Transcribe the records below exactly.

Data to process:
════════════════════
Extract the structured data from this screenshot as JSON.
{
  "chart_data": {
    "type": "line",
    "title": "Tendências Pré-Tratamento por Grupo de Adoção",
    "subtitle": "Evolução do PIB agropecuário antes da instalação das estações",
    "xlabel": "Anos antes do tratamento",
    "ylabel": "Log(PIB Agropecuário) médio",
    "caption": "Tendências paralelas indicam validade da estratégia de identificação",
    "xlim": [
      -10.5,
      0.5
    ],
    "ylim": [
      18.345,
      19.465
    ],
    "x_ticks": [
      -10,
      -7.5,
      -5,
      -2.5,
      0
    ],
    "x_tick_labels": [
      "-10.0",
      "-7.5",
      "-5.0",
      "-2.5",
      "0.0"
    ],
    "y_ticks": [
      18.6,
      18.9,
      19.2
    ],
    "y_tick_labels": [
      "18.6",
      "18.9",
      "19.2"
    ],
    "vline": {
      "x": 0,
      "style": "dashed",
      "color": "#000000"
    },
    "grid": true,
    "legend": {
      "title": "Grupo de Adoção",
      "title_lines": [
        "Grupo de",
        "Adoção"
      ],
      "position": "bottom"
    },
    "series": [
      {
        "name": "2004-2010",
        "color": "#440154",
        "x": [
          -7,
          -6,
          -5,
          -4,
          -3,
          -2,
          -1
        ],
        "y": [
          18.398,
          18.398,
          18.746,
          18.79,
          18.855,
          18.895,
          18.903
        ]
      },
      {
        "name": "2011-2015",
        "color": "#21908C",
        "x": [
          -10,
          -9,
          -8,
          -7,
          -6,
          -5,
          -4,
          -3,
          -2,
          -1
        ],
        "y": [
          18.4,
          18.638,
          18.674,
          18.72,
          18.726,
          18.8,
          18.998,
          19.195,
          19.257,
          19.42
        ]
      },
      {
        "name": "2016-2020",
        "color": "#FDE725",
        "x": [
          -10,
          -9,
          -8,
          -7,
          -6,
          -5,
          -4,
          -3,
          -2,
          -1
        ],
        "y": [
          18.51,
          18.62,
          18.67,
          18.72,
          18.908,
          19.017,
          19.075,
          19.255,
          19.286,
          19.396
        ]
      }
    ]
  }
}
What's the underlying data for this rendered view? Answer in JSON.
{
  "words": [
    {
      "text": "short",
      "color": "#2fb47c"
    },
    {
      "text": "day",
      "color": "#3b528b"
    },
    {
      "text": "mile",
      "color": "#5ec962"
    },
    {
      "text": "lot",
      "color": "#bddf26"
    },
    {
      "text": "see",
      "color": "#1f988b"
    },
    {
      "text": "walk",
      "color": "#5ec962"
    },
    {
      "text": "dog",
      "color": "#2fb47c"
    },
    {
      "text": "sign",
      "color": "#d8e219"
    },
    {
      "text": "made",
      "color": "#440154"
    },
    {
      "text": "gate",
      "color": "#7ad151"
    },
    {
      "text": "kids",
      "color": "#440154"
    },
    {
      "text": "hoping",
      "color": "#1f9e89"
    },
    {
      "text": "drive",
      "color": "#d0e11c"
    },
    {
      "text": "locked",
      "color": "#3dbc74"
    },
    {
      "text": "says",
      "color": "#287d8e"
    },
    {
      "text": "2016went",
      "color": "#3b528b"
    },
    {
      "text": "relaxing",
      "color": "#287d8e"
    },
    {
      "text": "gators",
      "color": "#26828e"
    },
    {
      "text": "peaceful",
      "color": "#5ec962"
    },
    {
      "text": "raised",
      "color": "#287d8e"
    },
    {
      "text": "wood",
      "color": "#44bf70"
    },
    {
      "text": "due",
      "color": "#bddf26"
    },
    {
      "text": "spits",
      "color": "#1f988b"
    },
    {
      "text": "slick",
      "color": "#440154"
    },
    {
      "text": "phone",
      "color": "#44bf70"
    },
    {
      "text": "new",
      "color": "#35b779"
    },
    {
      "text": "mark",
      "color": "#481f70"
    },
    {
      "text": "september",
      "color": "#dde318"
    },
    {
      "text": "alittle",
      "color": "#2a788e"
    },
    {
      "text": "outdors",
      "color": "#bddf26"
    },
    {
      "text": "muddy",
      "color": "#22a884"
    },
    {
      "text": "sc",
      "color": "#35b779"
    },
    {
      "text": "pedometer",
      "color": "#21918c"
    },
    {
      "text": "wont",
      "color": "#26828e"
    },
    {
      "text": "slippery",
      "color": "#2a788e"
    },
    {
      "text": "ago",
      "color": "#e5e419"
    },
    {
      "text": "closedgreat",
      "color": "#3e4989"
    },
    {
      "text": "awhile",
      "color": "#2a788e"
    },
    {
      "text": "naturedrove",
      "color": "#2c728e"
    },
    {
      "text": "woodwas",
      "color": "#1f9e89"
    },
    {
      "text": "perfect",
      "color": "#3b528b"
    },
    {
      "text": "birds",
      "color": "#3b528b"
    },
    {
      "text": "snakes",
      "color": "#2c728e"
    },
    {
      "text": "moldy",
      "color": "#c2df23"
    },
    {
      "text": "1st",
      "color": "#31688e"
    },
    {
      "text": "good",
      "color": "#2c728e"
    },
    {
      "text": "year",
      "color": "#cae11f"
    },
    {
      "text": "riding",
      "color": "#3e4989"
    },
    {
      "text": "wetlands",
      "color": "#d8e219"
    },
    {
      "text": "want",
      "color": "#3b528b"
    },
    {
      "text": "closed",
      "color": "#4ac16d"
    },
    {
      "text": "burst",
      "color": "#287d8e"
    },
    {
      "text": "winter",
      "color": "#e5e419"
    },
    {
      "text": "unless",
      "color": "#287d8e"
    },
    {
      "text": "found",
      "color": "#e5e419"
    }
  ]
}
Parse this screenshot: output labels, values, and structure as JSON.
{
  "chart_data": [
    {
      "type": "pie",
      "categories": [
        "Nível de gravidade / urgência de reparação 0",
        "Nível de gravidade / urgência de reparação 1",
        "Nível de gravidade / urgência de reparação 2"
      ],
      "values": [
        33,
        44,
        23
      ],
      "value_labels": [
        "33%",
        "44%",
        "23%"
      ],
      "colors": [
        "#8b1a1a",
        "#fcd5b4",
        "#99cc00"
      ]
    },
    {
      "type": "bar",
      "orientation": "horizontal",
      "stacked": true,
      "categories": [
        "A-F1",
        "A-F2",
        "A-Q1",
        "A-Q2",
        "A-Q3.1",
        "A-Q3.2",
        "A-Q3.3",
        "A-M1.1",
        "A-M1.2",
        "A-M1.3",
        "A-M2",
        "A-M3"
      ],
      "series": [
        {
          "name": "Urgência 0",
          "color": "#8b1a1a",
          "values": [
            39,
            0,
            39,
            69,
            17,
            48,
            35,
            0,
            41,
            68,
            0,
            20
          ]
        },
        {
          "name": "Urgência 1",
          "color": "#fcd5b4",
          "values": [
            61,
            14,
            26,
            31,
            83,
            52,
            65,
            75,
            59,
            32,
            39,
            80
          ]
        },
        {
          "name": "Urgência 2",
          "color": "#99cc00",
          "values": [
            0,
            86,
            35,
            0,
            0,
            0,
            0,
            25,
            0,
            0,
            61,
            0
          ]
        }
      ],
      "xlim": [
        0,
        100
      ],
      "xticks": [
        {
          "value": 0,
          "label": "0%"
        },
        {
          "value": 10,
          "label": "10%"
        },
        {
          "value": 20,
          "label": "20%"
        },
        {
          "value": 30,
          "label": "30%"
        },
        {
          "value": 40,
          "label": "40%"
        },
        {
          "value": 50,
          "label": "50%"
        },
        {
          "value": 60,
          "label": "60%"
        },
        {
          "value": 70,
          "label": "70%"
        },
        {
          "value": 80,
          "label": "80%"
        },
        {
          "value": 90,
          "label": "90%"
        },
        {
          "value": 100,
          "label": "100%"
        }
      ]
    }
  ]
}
════════════════════
Complete answer:
Extract the structured data from this screenshot as JSON.
{
  "chart_data": {
    "type": "line",
    "title": "Tendências Pré-Tratamento por Grupo de Adoção",
    "subtitle": "Evolução do PIB agropecuário antes da instalação das estações",
    "xlabel": "Anos antes do tratamento",
    "ylabel": "Log(PIB Agropecuário) médio",
    "caption": "Tendências paralelas indicam validade da estratégia de identificação",
    "xlim": [
      -10.5,
      0.5
    ],
    "ylim": [
      18.345,
      19.465
    ],
    "x_ticks": [
      -10,
      -7.5,
      -5,
      -2.5,
      0
    ],
    "x_tick_labels": [
      "-10.0",
      "-7.5",
      "-5.0",
      "-2.5",
      "0.0"
    ],
    "y_ticks": [
      18.6,
      18.9,
      19.2
    ],
    "y_tick_labels": [
      "18.6",
      "18.9",
      "19.2"
    ],
    "vline": {
      "x": 0,
      "style": "dashed",
      "color": "#000000"
    },
    "grid": true,
    "legend": {
      "title": "Grupo de Adoção",
      "title_lines": [
        "Grupo de",
        "Adoção"
      ],
      "position": "bottom"
    },
    "series": [
      {
        "name": "2004-2010",
        "color": "#440154",
        "x": [
          -7,
          -6,
          -5,
          -4,
          -3,
          -2,
          -1
        ],
        "y": [
          18.398,
          18.398,
          18.746,
          18.79,
          18.855,
          18.895,
          18.903
        ]
      },
      {
        "name": "2011-2015",
        "color": "#21908C",
        "x": [
          -10,
          -9,
          -8,
          -7,
          -6,
          -5,
          -4,
          -3,
          -2,
          -1
        ],
        "y": [
          18.4,
          18.638,
          18.674,
          18.72,
          18.726,
          18.8,
          18.998,
          19.195,
          19.257,
          19.42
        ]
      },
      {
        "name": "2016-2020",
        "color": "#FDE725",
        "x": [
          -10,
          -9,
          -8,
          -7,
          -6,
          -5,
          -4,
          -3,
          -2,
          -1
        ],
        "y": [
          18.51,
          18.62,
          18.67,
          18.72,
          18.908,
          19.017,
          19.075,
          19.255,
          19.286,
          19.396
        ]
      }
    ]
  }
}
What's the underlying data for this rendered view? Answer in JSON.
{
  "words": [
    {
      "text": "short",
      "color": "#2fb47c"
    },
    {
      "text": "day",
      "color": "#3b528b"
    },
    {
      "text": "mile",
      "color": "#5ec962"
    },
    {
      "text": "lot",
      "color": "#bddf26"
    },
    {
      "text": "see",
      "color": "#1f988b"
    },
    {
      "text": "walk",
      "color": "#5ec962"
    },
    {
      "text": "dog",
      "color": "#2fb47c"
    },
    {
      "text": "sign",
      "color": "#d8e219"
    },
    {
      "text": "made",
      "color": "#440154"
    },
    {
      "text": "gate",
      "color": "#7ad151"
    },
    {
      "text": "kids",
      "color": "#440154"
    },
    {
      "text": "hoping",
      "color": "#1f9e89"
    },
    {
      "text": "drive",
      "color": "#d0e11c"
    },
    {
      "text": "locked",
      "color": "#3dbc74"
    },
    {
      "text": "says",
      "color": "#287d8e"
    },
    {
      "text": "2016went",
      "color": "#3b528b"
    },
    {
      "text": "relaxing",
      "color": "#287d8e"
    },
    {
      "text": "gators",
      "color": "#26828e"
    },
    {
      "text": "peaceful",
      "color": "#5ec962"
    },
    {
      "text": "raised",
      "color": "#287d8e"
    },
    {
      "text": "wood",
      "color": "#44bf70"
    },
    {
      "text": "due",
      "color": "#bddf26"
    },
    {
      "text": "spits",
      "color": "#1f988b"
    },
    {
      "text": "slick",
      "color": "#440154"
    },
    {
      "text": "phone",
      "color": "#44bf70"
    },
    {
      "text": "new",
      "color": "#35b779"
    },
    {
      "text": "mark",
      "color": "#481f70"
    },
    {
      "text": "september",
      "color": "#dde318"
    },
    {
      "text": "alittle",
      "color": "#2a788e"
    },
    {
      "text": "outdors",
      "color": "#bddf26"
    },
    {
      "text": "muddy",
      "color": "#22a884"
    },
    {
      "text": "sc",
      "color": "#35b779"
    },
    {
      "text": "pedometer",
      "color": "#21918c"
    },
    {
      "text": "wont",
      "color": "#26828e"
    },
    {
      "text": "slippery",
      "color": "#2a788e"
    },
    {
      "text": "ago",
      "color": "#e5e419"
    },
    {
      "text": "closedgreat",
      "color": "#3e4989"
    },
    {
      "text": "awhile",
      "color": "#2a788e"
    },
    {
      "text": "naturedrove",
      "color": "#2c728e"
    },
    {
      "text": "woodwas",
      "color": "#1f9e89"
    },
    {
      "text": "perfect",
      "color": "#3b528b"
    },
    {
      "text": "birds",
      "color": "#3b528b"
    },
    {
      "text": "snakes",
      "color": "#2c728e"
    },
    {
      "text": "moldy",
      "color": "#c2df23"
    },
    {
      "text": "1st",
      "color": "#31688e"
    },
    {
      "text": "good",
      "color": "#2c728e"
    },
    {
      "text": "year",
      "color": "#cae11f"
    },
    {
      "text": "riding",
      "color": "#3e4989"
    },
    {
      "text": "wetlands",
      "color": "#d8e219"
    },
    {
      "text": "want",
      "color": "#3b528b"
    },
    {
      "text": "closed",
      "color": "#4ac16d"
    },
    {
      "text": "burst",
      "color": "#287d8e"
    },
    {
      "text": "winter",
      "color": "#e5e419"
    },
    {
      "text": "unless",
      "color": "#287d8e"
    },
    {
      "text": "found",
      "color": "#e5e419"
    }
  ]
}
Parse this screenshot: output labels, values, and structure as JSON.
{
  "chart_data": [
    {
      "type": "pie",
      "categories": [
        "Nível de gravidade / urgência de reparação 0",
        "Nível de gravidade / urgência de reparação 1",
        "Nível de gravidade / urgência de reparação 2"
      ],
      "values": [
        33,
        44,
        23
      ],
      "value_labels": [
        "33%",
        "44%",
        "23%"
      ],
      "colors": [
        "#8b1a1a",
        "#fcd5b4",
        "#99cc00"
      ]
    },
    {
      "type": "bar",
      "orientation": "horizontal",
      "stacked": true,
      "categories": [
        "A-F1",
        "A-F2",
        "A-Q1",
        "A-Q2",
        "A-Q3.1",
        "A-Q3.2",
        "A-Q3.3",
        "A-M1.1",
        "A-M1.2",
        "A-M1.3",
        "A-M2",
        "A-M3"
      ],
      "series": [
        {
          "name": "Urgência 0",
          "color": "#8b1a1a",
          "values": [
            39,
            0,
            39,
            69,
            17,
            48,
            35,
            0,
            41,
            68,
            0,
            20
          ]
        },
        {
          "name": "Urgência 1",
          "color": "#fcd5b4",
          "values": [
            61,
            14,
            26,
            31,
            83,
            52,
            65,
            75,
            59,
            32,
            39,
            80
          ]
        },
        {
          "name": "Urgência 2",
          "color": "#99cc00",
          "values": [
            0,
            86,
            35,
            0,
            0,
            0,
            0,
            25,
            0,
            0,
            61,
            0
          ]
        }
      ],
      "xlim": [
        0,
        100
      ],
      "xticks": [
        {
          "value": 0,
          "label": "0%"
        },
        {
          "value": 10,
          "label": "10%"
        },
        {
          "value": 20,
          "label": "20%"
        },
        {
          "value": 30,
          "label": "30%"
        },
        {
          "value": 40,
          "label": "40%"
        },
        {
          "value": 50,
          "label": "50%"
        },
        {
          "value": 60,
          "label": "60%"
        },
        {
          "value": 70,
          "label": "70%"
        },
        {
          "value": 80,
          "label": "80%"
        },
        {
          "value": 90,
          "label": "90%"
        },
        {
          "value": 100,
          "label": "100%"
        }
      ]
    }
  ]
}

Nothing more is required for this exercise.